### Task input
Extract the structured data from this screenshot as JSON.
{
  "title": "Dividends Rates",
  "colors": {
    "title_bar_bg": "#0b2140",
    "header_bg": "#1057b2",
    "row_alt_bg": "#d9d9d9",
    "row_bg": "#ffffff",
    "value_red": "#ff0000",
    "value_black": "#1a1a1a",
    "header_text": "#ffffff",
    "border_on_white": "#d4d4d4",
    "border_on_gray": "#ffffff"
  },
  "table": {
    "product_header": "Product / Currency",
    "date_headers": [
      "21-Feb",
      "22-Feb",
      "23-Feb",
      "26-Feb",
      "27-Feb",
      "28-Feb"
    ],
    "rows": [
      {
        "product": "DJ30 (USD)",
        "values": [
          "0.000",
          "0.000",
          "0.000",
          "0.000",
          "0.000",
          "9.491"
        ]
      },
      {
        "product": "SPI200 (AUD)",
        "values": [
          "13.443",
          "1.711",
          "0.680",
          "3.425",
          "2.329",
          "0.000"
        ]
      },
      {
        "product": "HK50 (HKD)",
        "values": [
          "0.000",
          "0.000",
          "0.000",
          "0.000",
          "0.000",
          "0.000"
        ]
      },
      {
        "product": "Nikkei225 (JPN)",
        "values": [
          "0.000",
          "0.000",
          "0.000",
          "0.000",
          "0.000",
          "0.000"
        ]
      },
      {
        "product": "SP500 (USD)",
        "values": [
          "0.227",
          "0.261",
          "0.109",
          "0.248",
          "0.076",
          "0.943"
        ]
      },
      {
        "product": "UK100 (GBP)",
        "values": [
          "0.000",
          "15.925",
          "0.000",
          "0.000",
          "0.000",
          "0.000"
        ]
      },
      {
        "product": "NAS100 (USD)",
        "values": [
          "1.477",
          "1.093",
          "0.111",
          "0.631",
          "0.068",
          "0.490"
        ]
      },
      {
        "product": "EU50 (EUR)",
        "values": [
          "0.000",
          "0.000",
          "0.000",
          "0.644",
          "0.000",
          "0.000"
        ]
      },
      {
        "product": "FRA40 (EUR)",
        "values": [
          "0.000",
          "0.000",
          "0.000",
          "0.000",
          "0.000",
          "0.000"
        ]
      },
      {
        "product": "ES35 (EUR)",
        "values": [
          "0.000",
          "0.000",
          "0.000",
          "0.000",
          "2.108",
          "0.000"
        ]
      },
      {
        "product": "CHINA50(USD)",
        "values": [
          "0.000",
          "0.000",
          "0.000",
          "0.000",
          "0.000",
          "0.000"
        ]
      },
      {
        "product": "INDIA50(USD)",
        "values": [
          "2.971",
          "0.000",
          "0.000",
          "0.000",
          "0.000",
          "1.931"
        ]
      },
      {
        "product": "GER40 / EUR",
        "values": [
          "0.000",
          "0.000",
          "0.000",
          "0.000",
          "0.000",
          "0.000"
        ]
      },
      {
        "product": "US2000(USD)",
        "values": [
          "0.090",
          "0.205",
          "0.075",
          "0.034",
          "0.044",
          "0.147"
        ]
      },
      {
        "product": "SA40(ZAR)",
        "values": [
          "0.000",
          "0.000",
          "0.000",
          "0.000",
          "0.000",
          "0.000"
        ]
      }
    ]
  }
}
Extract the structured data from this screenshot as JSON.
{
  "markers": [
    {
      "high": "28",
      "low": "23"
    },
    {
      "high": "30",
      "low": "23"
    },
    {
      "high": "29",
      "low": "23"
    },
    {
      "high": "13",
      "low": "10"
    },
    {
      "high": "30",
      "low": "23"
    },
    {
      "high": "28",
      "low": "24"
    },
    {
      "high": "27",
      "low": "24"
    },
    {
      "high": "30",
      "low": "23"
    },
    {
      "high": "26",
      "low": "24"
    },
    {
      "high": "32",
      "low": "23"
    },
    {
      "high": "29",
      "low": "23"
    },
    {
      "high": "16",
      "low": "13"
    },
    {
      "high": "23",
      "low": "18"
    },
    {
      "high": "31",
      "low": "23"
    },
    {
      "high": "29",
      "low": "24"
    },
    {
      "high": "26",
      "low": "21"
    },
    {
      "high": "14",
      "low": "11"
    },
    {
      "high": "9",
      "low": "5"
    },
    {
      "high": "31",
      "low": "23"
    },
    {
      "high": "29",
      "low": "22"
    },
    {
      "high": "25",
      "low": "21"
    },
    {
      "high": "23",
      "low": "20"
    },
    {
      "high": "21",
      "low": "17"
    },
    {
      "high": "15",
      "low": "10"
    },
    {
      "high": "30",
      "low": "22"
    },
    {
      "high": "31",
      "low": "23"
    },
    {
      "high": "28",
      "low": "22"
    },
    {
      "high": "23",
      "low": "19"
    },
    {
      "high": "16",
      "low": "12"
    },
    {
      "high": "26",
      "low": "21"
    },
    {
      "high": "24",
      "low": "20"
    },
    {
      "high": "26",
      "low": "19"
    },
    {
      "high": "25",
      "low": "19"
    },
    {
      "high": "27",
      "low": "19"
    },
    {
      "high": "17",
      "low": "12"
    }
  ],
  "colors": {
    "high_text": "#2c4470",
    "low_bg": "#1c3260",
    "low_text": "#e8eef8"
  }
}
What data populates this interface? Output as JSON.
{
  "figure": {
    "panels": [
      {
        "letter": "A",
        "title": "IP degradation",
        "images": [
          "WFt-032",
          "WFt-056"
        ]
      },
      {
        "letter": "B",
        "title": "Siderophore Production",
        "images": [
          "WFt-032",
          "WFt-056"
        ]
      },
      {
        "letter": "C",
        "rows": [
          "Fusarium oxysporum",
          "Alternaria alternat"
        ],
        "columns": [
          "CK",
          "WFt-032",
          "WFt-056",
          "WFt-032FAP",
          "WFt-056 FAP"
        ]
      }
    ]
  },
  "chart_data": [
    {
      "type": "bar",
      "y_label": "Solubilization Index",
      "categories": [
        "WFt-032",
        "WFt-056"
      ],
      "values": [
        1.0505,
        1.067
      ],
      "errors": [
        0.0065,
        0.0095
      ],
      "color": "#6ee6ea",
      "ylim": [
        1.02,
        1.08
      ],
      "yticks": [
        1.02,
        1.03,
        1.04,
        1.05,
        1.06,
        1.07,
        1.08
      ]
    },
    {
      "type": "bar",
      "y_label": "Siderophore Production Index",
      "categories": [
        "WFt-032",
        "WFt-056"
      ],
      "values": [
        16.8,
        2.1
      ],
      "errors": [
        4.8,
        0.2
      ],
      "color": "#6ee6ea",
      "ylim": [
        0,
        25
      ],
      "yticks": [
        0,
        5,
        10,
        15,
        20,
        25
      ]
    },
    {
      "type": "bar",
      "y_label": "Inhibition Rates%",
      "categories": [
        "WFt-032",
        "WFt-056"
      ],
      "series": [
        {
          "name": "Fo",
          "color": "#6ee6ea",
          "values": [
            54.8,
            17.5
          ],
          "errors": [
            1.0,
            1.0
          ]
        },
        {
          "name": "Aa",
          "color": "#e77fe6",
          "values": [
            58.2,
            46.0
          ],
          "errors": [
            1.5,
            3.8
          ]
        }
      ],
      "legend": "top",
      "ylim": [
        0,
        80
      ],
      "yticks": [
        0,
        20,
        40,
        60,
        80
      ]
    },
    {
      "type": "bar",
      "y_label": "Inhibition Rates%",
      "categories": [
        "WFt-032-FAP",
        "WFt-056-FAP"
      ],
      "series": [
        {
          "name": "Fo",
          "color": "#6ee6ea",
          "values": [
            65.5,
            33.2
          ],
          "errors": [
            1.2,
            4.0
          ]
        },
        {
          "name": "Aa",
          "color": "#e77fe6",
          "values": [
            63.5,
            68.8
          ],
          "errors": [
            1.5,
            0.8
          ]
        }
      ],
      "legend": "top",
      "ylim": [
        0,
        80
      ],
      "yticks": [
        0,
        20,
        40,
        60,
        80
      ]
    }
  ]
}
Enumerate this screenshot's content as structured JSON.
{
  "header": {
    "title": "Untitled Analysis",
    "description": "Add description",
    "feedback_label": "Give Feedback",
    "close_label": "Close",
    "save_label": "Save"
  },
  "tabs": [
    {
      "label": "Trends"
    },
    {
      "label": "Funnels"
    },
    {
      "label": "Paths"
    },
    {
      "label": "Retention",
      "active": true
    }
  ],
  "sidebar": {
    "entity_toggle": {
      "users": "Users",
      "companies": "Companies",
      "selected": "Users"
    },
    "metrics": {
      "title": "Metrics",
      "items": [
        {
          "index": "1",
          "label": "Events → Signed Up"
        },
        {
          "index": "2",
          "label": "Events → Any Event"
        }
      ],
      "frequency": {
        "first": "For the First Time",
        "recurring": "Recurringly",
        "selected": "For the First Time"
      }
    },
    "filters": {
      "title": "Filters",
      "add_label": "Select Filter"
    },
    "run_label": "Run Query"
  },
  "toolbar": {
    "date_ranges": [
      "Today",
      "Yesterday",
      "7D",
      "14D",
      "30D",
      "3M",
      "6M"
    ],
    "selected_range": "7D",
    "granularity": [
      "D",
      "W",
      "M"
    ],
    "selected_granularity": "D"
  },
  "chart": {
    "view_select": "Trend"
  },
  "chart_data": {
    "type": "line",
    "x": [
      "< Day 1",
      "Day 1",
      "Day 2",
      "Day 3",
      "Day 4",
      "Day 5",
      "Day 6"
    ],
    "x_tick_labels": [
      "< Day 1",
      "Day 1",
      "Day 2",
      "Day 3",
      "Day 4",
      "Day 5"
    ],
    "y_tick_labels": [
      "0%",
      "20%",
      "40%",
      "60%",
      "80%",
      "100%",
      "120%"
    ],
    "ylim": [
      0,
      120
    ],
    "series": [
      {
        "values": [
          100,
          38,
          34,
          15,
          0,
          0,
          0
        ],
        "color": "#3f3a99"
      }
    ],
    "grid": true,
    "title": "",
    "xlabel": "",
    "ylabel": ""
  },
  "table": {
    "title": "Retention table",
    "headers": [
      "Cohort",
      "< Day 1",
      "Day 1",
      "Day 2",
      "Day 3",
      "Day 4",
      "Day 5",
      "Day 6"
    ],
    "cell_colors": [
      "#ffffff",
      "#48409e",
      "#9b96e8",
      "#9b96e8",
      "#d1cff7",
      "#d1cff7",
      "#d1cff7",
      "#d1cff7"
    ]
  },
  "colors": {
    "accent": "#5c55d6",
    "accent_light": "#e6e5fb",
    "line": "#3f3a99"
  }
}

### Task statement
Give the number of lines in the entries above that include the string "JSON". No other output is expected.

### Solved problem
4